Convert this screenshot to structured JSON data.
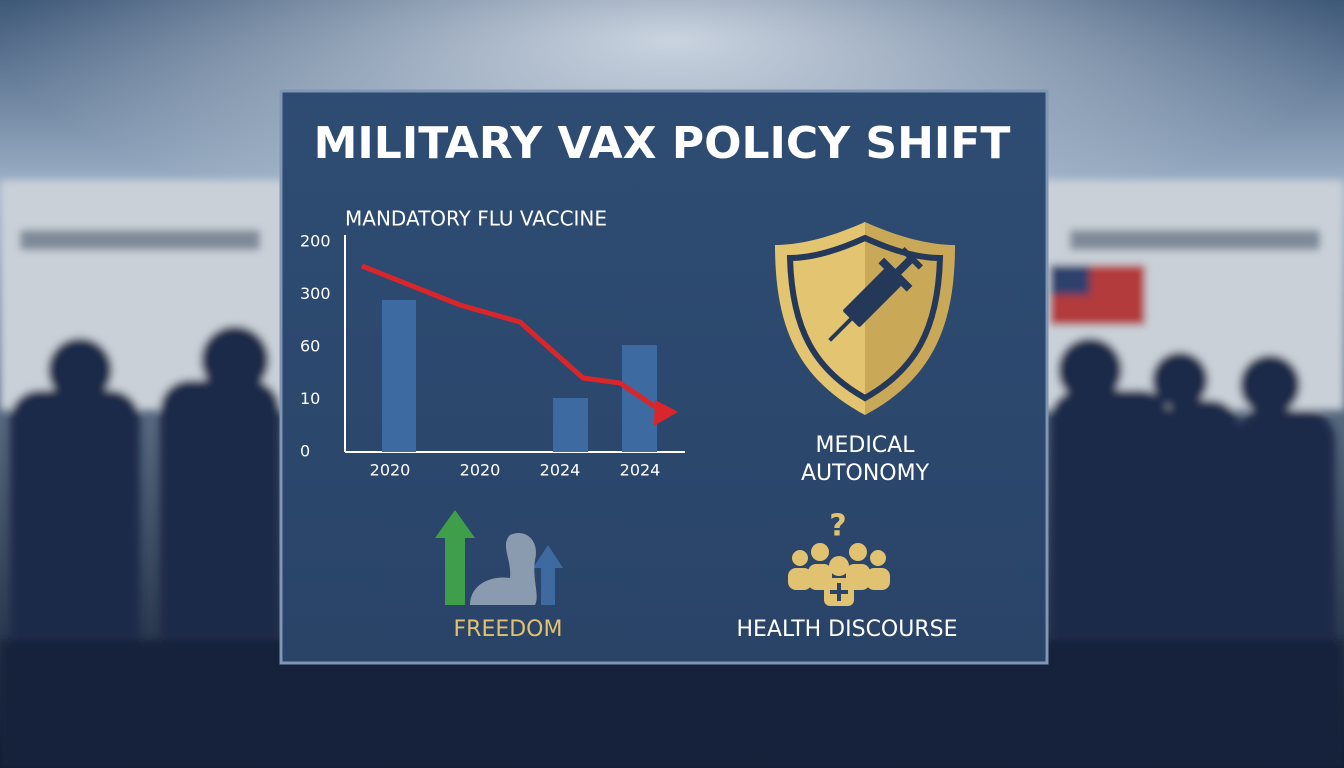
{
  "header": {
    "title": "MILITARY VAX POLICY SHIFT"
  },
  "chart": {
    "title": "MANDATORY FLU VACCINE",
    "y_labels": [
      "200",
      "300",
      "60",
      "10",
      "0"
    ],
    "x_labels": [
      "2020",
      "2020",
      "2024",
      "2024"
    ]
  },
  "panels": [
    {
      "label_lines": [
        "MEDICAL",
        "AUTONOMY"
      ]
    },
    {
      "label": "FREEDOM"
    },
    {
      "label": "HEALTH DISCOURSE"
    }
  ]
}
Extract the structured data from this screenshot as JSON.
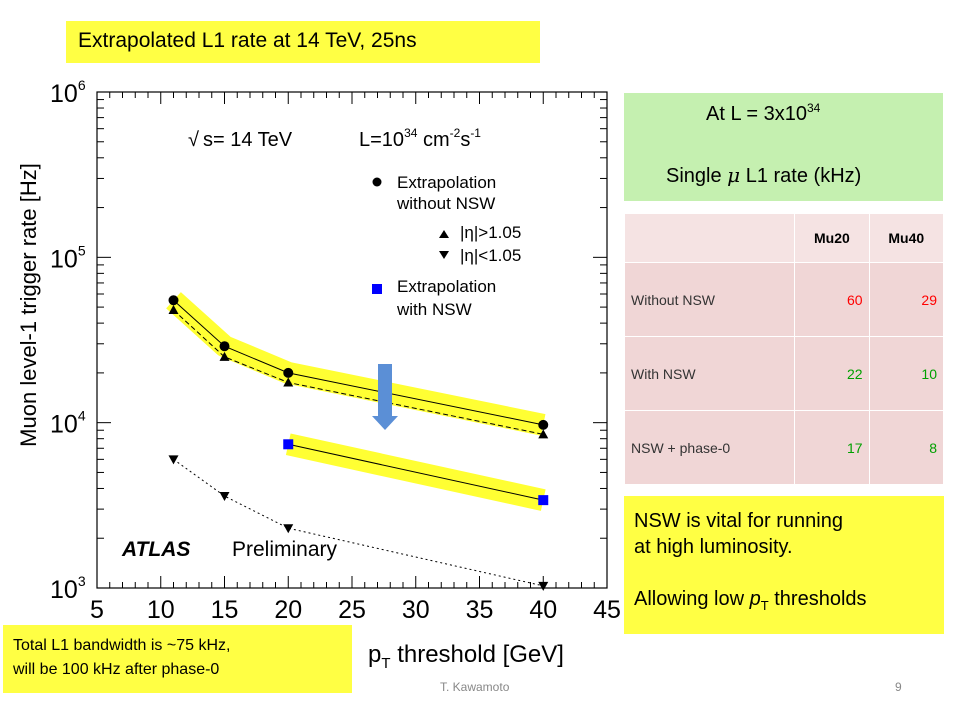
{
  "slide_title": "Extrapolated L1 rate   at 14 TeV,  25ns",
  "luminosity_box": {
    "line1_prefix": "At  L = 3x10",
    "line1_exp": "34",
    "line2_pre": "Single ",
    "line2_mu": "μ",
    "line2_post": " L1 rate  (kHz)"
  },
  "table": {
    "headers": [
      "",
      "Mu20",
      "Mu40"
    ],
    "rows": [
      {
        "label": "Without NSW",
        "mu20": "60",
        "mu40": "29",
        "color": "red"
      },
      {
        "label": "With NSW",
        "mu20": "22",
        "mu40": "10",
        "color": "green"
      },
      {
        "label": "NSW + phase-0",
        "mu20": "17",
        "mu40": "8",
        "color": "green"
      }
    ]
  },
  "note": {
    "line1": "NSW is vital for running",
    "line2": "at high luminosity.",
    "line3_pre": "Allowing low ",
    "line3_p": "p",
    "line3_sub": "T",
    "line3_post": " thresholds"
  },
  "bandwidth_note": {
    "line1": "Total L1 bandwidth is ~75 kHz,",
    "line2": "will be 100 kHz after phase-0"
  },
  "footer": {
    "author": "T. Kawamoto",
    "page": "9"
  },
  "chart_data": {
    "type": "line",
    "ylabel": "Muon level-1 trigger rate [Hz]",
    "xlabel_p": "p",
    "xlabel_sub": "T",
    "xlabel_rest": " threshold [GeV]",
    "x_ticks": [
      5,
      10,
      15,
      20,
      25,
      30,
      35,
      40,
      45
    ],
    "y_ticks": [
      {
        "base": "10",
        "exp": "3"
      },
      {
        "base": "10",
        "exp": "4"
      },
      {
        "base": "10",
        "exp": "5"
      },
      {
        "base": "10",
        "exp": "6"
      }
    ],
    "xlim": [
      5,
      45
    ],
    "ylim": [
      1000,
      1000000
    ],
    "yscale": "log",
    "energy_label": "s= 14 TeV",
    "lumi_label_pre": "L=10",
    "lumi_label_exp": "34",
    "lumi_label_unit": " cm",
    "lumi_label_unit_exp": "-2",
    "lumi_label_s": "s",
    "lumi_label_s_exp": "-1",
    "atlas_label": "ATLAS",
    "preliminary_label": "Preliminary",
    "legend": {
      "without_nsw_1": "Extrapolation",
      "without_nsw_2": "without NSW",
      "eta_high": "|η|>1.05",
      "eta_low": "|η|<1.05",
      "with_nsw_1": "Extrapolation",
      "with_nsw_2": "with NSW"
    },
    "series": [
      {
        "name": "without NSW",
        "marker": "circle",
        "band": true,
        "line": "solid",
        "x": [
          11,
          15,
          20,
          40
        ],
        "y": [
          55000,
          29000,
          20000,
          9700
        ]
      },
      {
        "name": "|η|>1.05",
        "marker": "triangle-up",
        "band": false,
        "line": "dashed",
        "x": [
          11,
          15,
          20,
          40
        ],
        "y": [
          48000,
          25000,
          17500,
          8500
        ]
      },
      {
        "name": "|η|<1.05",
        "marker": "triangle-down",
        "band": false,
        "line": "dotted",
        "x": [
          11,
          15,
          20,
          40
        ],
        "y": [
          6000,
          3600,
          2300,
          1030
        ]
      },
      {
        "name": "with NSW",
        "marker": "square",
        "band": true,
        "line": "solid",
        "x": [
          20,
          40
        ],
        "y": [
          7400,
          3400
        ]
      }
    ],
    "colors": {
      "band": "#ffff33",
      "without_nsw_marker": "#000000",
      "with_nsw_marker": "#0000ff",
      "arrow": "#5b8fd6"
    }
  }
}
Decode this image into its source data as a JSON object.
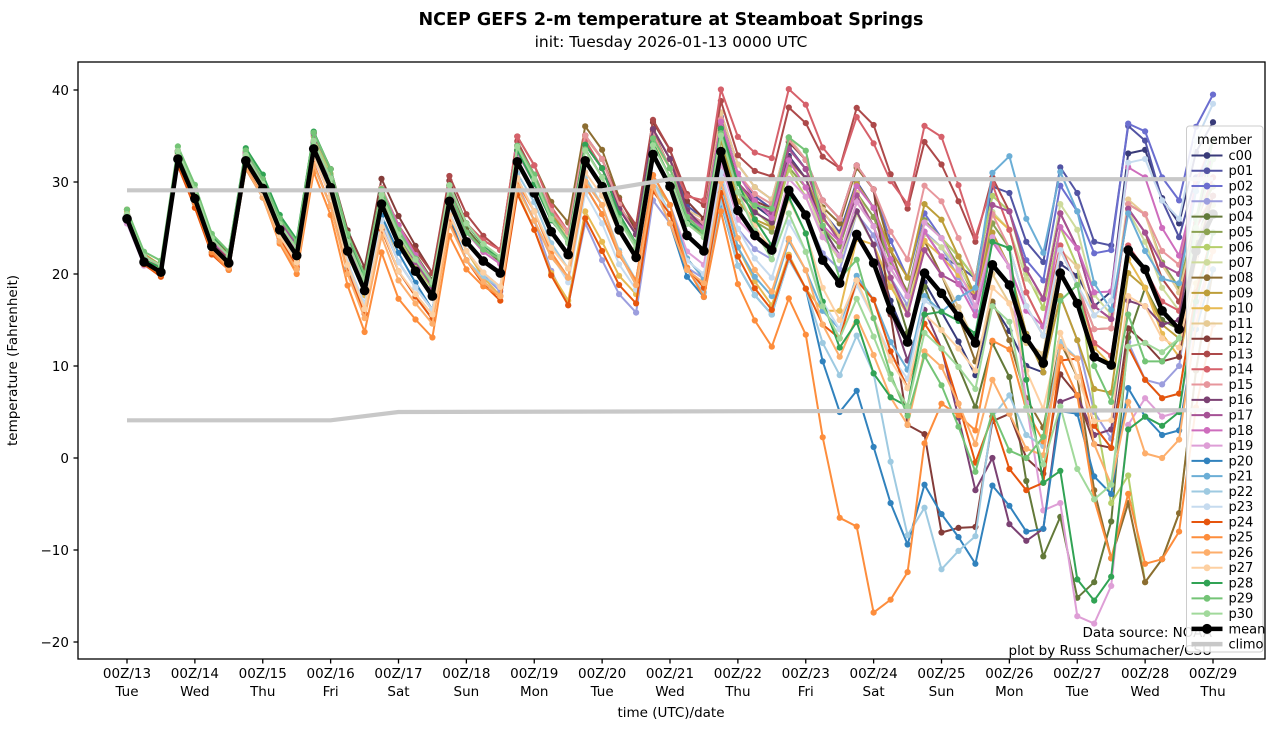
++++++++++
Set task ▸ Looking at the material above, count the lines containing the string "screenshot" and reply with the count alone.

Written answer ▸ 2